Count how many lines in this material contain "remember". The answer is that number alone.
»»
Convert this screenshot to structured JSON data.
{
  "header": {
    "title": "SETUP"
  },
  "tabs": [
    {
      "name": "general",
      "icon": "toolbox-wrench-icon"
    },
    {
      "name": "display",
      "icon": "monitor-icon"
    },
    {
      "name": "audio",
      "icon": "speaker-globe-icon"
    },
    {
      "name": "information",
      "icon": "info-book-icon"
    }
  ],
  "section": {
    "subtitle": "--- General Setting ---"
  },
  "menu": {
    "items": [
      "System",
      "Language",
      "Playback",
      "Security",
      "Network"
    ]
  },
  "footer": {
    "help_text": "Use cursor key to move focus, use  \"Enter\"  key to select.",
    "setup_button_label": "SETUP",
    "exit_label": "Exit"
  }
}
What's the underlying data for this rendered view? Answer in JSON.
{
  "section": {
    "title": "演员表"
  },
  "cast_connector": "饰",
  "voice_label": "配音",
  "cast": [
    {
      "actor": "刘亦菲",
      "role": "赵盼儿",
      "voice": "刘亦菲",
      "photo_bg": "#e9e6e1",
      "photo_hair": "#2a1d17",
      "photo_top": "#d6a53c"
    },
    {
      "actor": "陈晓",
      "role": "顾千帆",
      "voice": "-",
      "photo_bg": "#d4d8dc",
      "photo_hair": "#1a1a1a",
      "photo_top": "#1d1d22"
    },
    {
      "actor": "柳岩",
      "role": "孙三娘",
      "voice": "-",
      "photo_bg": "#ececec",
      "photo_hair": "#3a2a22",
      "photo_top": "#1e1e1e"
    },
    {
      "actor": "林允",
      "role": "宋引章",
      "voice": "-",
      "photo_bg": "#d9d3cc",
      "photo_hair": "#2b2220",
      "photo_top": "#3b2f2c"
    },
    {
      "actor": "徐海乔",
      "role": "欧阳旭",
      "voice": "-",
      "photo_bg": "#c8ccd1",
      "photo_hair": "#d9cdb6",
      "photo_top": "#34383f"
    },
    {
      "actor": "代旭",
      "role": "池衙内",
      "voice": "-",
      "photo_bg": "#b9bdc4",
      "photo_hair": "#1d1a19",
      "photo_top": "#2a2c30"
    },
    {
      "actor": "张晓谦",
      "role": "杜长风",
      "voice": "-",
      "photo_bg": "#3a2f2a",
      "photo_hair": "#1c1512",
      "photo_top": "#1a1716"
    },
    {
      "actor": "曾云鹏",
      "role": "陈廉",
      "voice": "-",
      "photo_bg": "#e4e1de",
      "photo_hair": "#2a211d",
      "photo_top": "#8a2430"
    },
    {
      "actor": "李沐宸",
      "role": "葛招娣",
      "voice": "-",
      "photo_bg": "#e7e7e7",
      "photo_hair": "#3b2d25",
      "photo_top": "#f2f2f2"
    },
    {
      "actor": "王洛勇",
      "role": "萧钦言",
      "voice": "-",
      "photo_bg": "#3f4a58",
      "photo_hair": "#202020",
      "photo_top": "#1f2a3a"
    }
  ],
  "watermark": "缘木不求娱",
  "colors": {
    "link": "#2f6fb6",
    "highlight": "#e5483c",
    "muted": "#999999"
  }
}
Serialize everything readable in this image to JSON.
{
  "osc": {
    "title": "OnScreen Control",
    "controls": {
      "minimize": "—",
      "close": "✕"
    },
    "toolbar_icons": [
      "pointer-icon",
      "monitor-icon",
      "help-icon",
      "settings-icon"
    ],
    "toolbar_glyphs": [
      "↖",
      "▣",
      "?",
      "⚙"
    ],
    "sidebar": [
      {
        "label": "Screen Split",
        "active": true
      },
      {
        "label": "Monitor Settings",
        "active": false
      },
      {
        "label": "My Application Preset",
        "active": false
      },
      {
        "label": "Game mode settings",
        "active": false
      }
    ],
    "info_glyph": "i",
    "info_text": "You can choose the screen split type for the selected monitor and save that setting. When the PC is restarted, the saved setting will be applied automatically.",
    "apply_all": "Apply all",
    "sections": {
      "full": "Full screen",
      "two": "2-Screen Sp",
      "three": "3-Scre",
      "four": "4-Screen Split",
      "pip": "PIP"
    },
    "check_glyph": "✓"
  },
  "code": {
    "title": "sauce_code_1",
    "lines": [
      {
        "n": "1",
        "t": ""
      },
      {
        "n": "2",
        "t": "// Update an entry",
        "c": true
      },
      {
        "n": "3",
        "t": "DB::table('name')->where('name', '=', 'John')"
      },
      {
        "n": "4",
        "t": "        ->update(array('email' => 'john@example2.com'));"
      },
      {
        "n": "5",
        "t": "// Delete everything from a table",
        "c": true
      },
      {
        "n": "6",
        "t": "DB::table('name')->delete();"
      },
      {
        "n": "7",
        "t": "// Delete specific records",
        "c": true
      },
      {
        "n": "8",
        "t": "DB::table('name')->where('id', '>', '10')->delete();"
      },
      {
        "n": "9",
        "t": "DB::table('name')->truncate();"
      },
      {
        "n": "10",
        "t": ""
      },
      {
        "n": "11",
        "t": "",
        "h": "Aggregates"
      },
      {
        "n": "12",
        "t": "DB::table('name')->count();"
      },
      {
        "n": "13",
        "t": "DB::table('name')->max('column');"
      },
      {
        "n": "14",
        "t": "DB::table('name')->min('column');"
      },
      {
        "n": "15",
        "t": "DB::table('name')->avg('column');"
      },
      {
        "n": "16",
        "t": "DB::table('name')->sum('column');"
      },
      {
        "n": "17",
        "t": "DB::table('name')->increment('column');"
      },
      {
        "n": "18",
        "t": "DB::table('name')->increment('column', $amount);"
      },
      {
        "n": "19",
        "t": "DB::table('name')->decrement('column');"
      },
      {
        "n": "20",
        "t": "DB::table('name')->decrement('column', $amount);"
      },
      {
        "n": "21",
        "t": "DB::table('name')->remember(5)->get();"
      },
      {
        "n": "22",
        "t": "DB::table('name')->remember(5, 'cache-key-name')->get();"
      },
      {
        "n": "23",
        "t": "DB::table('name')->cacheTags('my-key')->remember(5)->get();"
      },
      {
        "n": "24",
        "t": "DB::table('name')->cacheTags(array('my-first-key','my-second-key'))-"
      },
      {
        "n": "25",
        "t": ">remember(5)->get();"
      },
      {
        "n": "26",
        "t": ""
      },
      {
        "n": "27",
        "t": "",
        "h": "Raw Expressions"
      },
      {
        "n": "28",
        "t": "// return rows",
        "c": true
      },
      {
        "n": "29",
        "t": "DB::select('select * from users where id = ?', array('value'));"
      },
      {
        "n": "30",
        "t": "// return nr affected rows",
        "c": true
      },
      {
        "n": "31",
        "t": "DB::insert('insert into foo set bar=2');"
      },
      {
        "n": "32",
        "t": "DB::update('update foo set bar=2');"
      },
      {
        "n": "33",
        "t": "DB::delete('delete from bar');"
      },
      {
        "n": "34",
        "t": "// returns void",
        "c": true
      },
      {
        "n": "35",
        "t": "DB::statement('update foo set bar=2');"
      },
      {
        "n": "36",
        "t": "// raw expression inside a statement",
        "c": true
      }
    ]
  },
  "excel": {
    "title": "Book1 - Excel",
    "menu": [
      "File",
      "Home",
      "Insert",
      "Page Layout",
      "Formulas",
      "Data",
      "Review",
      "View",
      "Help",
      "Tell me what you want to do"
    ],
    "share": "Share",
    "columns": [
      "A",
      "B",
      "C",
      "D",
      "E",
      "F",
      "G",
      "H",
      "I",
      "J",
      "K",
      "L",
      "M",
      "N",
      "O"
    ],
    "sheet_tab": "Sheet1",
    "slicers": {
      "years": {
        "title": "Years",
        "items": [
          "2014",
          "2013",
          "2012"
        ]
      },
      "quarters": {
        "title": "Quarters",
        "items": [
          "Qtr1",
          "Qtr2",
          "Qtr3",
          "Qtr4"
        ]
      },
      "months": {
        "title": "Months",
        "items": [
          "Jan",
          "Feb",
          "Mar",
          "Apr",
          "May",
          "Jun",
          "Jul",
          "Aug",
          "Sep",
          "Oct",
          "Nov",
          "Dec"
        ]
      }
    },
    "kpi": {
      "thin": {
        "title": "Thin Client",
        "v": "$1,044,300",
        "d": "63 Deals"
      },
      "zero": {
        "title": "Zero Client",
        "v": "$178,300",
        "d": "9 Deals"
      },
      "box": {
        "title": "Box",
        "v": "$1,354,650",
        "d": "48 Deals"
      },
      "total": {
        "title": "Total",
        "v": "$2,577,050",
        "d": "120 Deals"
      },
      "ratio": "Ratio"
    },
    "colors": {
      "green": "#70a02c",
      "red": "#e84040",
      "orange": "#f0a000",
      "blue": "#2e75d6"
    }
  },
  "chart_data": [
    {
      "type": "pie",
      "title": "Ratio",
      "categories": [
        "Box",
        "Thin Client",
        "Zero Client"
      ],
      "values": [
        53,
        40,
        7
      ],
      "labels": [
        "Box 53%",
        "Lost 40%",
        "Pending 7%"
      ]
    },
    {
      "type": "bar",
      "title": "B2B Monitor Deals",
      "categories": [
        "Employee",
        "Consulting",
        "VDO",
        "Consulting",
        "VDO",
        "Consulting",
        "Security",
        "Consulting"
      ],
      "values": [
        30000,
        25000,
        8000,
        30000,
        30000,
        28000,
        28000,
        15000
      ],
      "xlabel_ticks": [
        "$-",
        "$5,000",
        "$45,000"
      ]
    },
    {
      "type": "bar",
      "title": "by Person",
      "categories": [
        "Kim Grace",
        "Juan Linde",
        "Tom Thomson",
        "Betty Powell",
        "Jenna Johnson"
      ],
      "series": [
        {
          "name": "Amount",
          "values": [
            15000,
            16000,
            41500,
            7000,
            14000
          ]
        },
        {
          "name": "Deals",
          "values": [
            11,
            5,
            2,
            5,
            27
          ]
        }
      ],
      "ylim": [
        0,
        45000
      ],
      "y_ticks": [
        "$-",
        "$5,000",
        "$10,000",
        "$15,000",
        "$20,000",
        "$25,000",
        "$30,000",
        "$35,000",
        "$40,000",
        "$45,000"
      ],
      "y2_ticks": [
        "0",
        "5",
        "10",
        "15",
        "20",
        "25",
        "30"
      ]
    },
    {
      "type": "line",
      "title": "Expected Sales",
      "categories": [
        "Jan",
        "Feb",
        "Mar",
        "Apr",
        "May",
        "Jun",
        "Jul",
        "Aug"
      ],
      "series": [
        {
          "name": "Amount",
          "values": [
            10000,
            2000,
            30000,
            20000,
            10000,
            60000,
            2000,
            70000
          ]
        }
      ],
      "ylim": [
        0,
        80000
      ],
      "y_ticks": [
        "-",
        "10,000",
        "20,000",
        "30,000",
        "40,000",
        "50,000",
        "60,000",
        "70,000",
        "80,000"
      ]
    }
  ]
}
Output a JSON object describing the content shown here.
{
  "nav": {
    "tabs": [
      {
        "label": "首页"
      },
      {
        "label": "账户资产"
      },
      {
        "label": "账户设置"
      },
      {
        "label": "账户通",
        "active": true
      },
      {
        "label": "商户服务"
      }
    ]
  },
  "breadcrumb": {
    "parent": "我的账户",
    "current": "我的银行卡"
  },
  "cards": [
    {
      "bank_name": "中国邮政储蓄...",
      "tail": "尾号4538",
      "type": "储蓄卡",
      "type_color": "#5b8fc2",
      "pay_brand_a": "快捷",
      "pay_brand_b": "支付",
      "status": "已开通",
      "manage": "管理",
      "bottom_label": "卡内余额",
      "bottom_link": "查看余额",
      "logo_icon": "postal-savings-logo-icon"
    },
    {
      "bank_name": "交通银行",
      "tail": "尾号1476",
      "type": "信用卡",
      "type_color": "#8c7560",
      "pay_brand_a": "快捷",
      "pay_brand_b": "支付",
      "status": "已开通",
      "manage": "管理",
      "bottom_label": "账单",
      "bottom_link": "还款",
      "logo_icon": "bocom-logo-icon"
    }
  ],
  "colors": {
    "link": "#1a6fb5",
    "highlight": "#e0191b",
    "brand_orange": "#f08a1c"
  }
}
««
- **SOLUTION BELOW**
4